#### LISTED RECORDS ####

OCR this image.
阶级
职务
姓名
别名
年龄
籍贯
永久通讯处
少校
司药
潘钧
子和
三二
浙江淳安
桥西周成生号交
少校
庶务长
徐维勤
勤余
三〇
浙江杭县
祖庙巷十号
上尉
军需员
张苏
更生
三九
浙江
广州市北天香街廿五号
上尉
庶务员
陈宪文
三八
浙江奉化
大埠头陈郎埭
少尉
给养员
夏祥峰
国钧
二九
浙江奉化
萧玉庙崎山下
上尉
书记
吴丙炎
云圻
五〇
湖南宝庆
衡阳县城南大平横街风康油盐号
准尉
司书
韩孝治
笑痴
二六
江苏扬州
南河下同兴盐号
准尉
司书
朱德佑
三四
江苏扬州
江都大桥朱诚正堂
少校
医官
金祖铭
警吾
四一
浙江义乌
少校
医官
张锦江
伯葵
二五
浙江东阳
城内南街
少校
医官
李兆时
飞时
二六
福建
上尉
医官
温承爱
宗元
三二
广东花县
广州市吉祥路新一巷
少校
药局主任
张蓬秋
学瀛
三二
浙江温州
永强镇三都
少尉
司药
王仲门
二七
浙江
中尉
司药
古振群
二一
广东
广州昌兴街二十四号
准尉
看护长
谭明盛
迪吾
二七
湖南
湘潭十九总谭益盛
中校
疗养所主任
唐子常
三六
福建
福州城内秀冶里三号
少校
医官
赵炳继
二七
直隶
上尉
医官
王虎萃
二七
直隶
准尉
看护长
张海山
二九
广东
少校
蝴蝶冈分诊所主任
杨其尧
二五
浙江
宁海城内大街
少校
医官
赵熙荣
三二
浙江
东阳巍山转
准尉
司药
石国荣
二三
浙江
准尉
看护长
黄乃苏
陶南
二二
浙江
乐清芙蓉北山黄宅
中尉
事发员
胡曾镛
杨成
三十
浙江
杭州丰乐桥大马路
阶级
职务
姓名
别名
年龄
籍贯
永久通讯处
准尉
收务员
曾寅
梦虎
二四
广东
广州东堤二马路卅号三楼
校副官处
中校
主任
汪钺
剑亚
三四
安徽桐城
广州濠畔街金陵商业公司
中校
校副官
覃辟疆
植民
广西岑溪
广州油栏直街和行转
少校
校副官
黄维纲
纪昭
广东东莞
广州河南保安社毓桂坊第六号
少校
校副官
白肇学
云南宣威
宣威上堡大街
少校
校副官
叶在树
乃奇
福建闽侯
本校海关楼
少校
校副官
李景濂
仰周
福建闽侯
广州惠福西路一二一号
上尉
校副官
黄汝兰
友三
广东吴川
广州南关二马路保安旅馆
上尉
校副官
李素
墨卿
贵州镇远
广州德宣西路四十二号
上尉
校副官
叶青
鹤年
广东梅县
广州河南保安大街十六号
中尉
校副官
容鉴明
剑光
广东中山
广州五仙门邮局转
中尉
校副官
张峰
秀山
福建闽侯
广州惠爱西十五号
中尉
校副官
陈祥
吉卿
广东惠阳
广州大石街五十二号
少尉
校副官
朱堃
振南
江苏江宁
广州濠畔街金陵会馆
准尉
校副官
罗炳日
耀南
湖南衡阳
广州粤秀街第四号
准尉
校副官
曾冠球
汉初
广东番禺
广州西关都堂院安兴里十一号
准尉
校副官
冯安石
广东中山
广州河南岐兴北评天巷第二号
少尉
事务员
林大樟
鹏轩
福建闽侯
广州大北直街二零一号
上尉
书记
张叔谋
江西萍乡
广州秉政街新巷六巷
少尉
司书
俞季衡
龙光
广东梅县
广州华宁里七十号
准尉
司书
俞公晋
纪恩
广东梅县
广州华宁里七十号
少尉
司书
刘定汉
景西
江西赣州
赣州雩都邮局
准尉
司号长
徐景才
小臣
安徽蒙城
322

####

REQUEST:
Restate the listing in full, word for word.

FINAL RESULT:
OCR this image.
阶级
职务
姓名
别名
年龄
籍贯
永久通讯处
少校
司药
潘钧
子和
三二
浙江淳安
桥西周成生号交
少校
庶务长
徐维勤
勤余
三〇
浙江杭县
祖庙巷十号
上尉
军需员
张苏
更生
三九
浙江
广州市北天香街廿五号
上尉
庶务员
陈宪文
三八
浙江奉化
大埠头陈郎埭
少尉
给养员
夏祥峰
国钧
二九
浙江奉化
萧玉庙崎山下
上尉
书记
吴丙炎
云圻
五〇
湖南宝庆
衡阳县城南大平横街风康油盐号
准尉
司书
韩孝治
笑痴
二六
江苏扬州
南河下同兴盐号
准尉
司书
朱德佑
三四
江苏扬州
江都大桥朱诚正堂
少校
医官
金祖铭
警吾
四一
浙江义乌
少校
医官
张锦江
伯葵
二五
浙江东阳
城内南街
少校
医官
李兆时
飞时
二六
福建
上尉
医官
温承爱
宗元
三二
广东花县
广州市吉祥路新一巷
少校
药局主任
张蓬秋
学瀛
三二
浙江温州
永强镇三都
少尉
司药
王仲门
二七
浙江
中尉
司药
古振群
二一
广东
广州昌兴街二十四号
准尉
看护长
谭明盛
迪吾
二七
湖南
湘潭十九总谭益盛
中校
疗养所主任
唐子常
三六
福建
福州城内秀冶里三号
少校
医官
赵炳继
二七
直隶
上尉
医官
王虎萃
二七
直隶
准尉
看护长
张海山
二九
广东
少校
蝴蝶冈分诊所主任
杨其尧
二五
浙江
宁海城内大街
少校
医官
赵熙荣
三二
浙江
东阳巍山转
准尉
司药
石国荣
二三
浙江
准尉
看护长
黄乃苏
陶南
二二
浙江
乐清芙蓉北山黄宅
中尉
事发员
胡曾镛
杨成
三十
浙江
杭州丰乐桥大马路
阶级
职务
姓名
别名
年龄
籍贯
永久通讯处
准尉
收务员
曾寅
梦虎
二四
广东
广州东堤二马路卅号三楼
校副官处
中校
主任
汪钺
剑亚
三四
安徽桐城
广州濠畔街金陵商业公司
中校
校副官
覃辟疆
植民
广西岑溪
广州油栏直街和行转
少校
校副官
黄维纲
纪昭
广东东莞
广州河南保安社毓桂坊第六号
少校
校副官
白肇学
云南宣威
宣威上堡大街
少校
校副官
叶在树
乃奇
福建闽侯
本校海关楼
少校
校副官
李景濂
仰周
福建闽侯
广州惠福西路一二一号
上尉
校副官
黄汝兰
友三
广东吴川
广州南关二马路保安旅馆
上尉
校副官
李素
墨卿
贵州镇远
广州德宣西路四十二号
上尉
校副官
叶青
鹤年
广东梅县
广州河南保安大街十六号
中尉
校副官
容鉴明
剑光
广东中山
广州五仙门邮局转
中尉
校副官
张峰
秀山
福建闽侯
广州惠爱西十五号
中尉
校副官
陈祥
吉卿
广东惠阳
广州大石街五十二号
少尉
校副官
朱堃
振南
江苏江宁
广州濠畔街金陵会馆
准尉
校副官
罗炳日
耀南
湖南衡阳
广州粤秀街第四号
准尉
校副官
曾冠球
汉初
广东番禺
广州西关都堂院安兴里十一号
准尉
校副官
冯安石
广东中山
广州河南岐兴北评天巷第二号
少尉
事务员
林大樟
鹏轩
福建闽侯
广州大北直街二零一号
上尉
书记
张叔谋
江西萍乡
广州秉政街新巷六巷
少尉
司书
俞季衡
龙光
广东梅县
广州华宁里七十号
准尉
司书
俞公晋
纪恩
广东梅县
广州华宁里七十号
少尉
司书
刘定汉
景西
江西赣州
赣州雩都邮局
准尉
司号长
徐景才
小臣
安徽蒙城
322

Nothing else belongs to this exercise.